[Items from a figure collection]
———

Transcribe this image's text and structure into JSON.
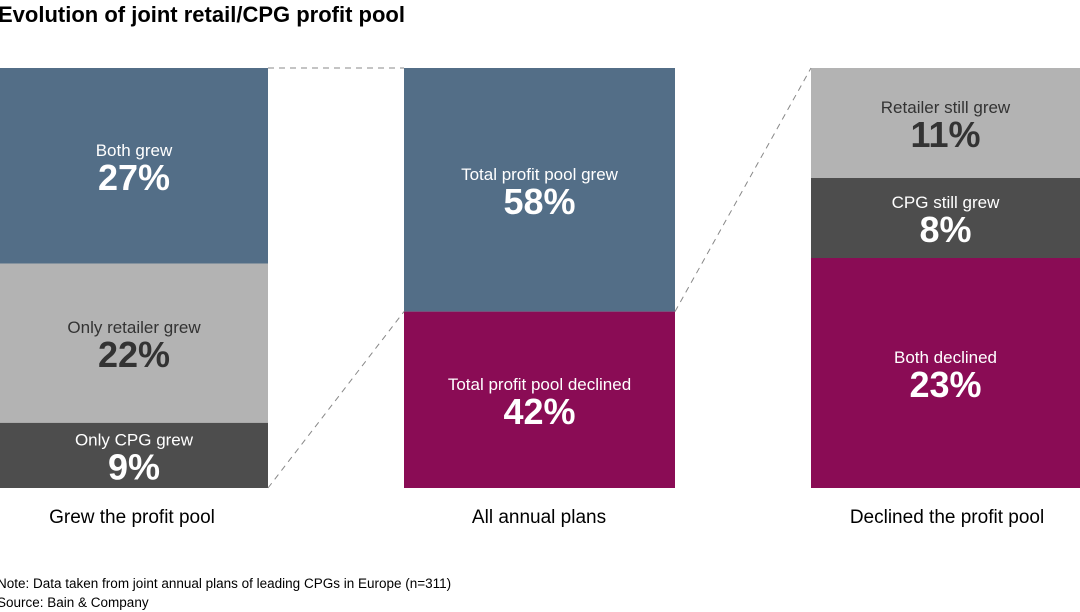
{
  "chart_data": {
    "type": "bar-of-bar (stacked)",
    "title": "Evolution of joint retail/CPG profit pool",
    "unit": "%",
    "colors": {
      "blue": "#536e87",
      "light_gray": "#b3b3b3",
      "dark_gray": "#4d4d4d",
      "magenta": "#8a0c55"
    },
    "bars": [
      {
        "category": "Grew the profit pool",
        "segments": [
          {
            "label": "Both grew",
            "value": 27,
            "display": "27%",
            "color": "#536e87",
            "text": "#ffffff"
          },
          {
            "label": "Only retailer grew",
            "value": 22,
            "display": "22%",
            "color": "#b3b3b3",
            "text": "#333333"
          },
          {
            "label": "Only CPG grew",
            "value": 9,
            "display": "9%",
            "color": "#4d4d4d",
            "text": "#ffffff"
          }
        ]
      },
      {
        "category": "All annual plans",
        "segments": [
          {
            "label": "Total profit pool grew",
            "value": 58,
            "display": "58%",
            "color": "#536e87",
            "text": "#ffffff"
          },
          {
            "label": "Total profit pool declined",
            "value": 42,
            "display": "42%",
            "color": "#8a0c55",
            "text": "#ffffff"
          }
        ]
      },
      {
        "category": "Declined the profit pool",
        "segments": [
          {
            "label": "Retailer still grew",
            "value": 11,
            "display": "11%",
            "color": "#b3b3b3",
            "text": "#333333"
          },
          {
            "label": "CPG still grew",
            "value": 8,
            "display": "8%",
            "color": "#4d4d4d",
            "text": "#ffffff"
          },
          {
            "label": "Both declined",
            "value": 23,
            "display": "23%",
            "color": "#8a0c55",
            "text": "#ffffff"
          }
        ]
      }
    ]
  },
  "footer": {
    "note": "Note: Data taken from joint annual plans of leading CPGs in Europe (n=311)",
    "source": "Source: Bain & Company"
  }
}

———

[Given instruction] Quote the material exactly. Pictures stay out.

[Final answer]
Transcribe this image's text and structure into JSON.
{
  "chart_data": {
    "type": "bar-of-bar (stacked)",
    "title": "Evolution of joint retail/CPG profit pool",
    "unit": "%",
    "colors": {
      "blue": "#536e87",
      "light_gray": "#b3b3b3",
      "dark_gray": "#4d4d4d",
      "magenta": "#8a0c55"
    },
    "bars": [
      {
        "category": "Grew the profit pool",
        "segments": [
          {
            "label": "Both grew",
            "value": 27,
            "display": "27%",
            "color": "#536e87",
            "text": "#ffffff"
          },
          {
            "label": "Only retailer grew",
            "value": 22,
            "display": "22%",
            "color": "#b3b3b3",
            "text": "#333333"
          },
          {
            "label": "Only CPG grew",
            "value": 9,
            "display": "9%",
            "color": "#4d4d4d",
            "text": "#ffffff"
          }
        ]
      },
      {
        "category": "All annual plans",
        "segments": [
          {
            "label": "Total profit pool grew",
            "value": 58,
            "display": "58%",
            "color": "#536e87",
            "text": "#ffffff"
          },
          {
            "label": "Total profit pool declined",
            "value": 42,
            "display": "42%",
            "color": "#8a0c55",
            "text": "#ffffff"
          }
        ]
      },
      {
        "category": "Declined the profit pool",
        "segments": [
          {
            "label": "Retailer still grew",
            "value": 11,
            "display": "11%",
            "color": "#b3b3b3",
            "text": "#333333"
          },
          {
            "label": "CPG still grew",
            "value": 8,
            "display": "8%",
            "color": "#4d4d4d",
            "text": "#ffffff"
          },
          {
            "label": "Both declined",
            "value": 23,
            "display": "23%",
            "color": "#8a0c55",
            "text": "#ffffff"
          }
        ]
      }
    ]
  },
  "footer": {
    "note": "Note: Data taken from joint annual plans of leading CPGs in Europe (n=311)",
    "source": "Source: Bain & Company"
  }
}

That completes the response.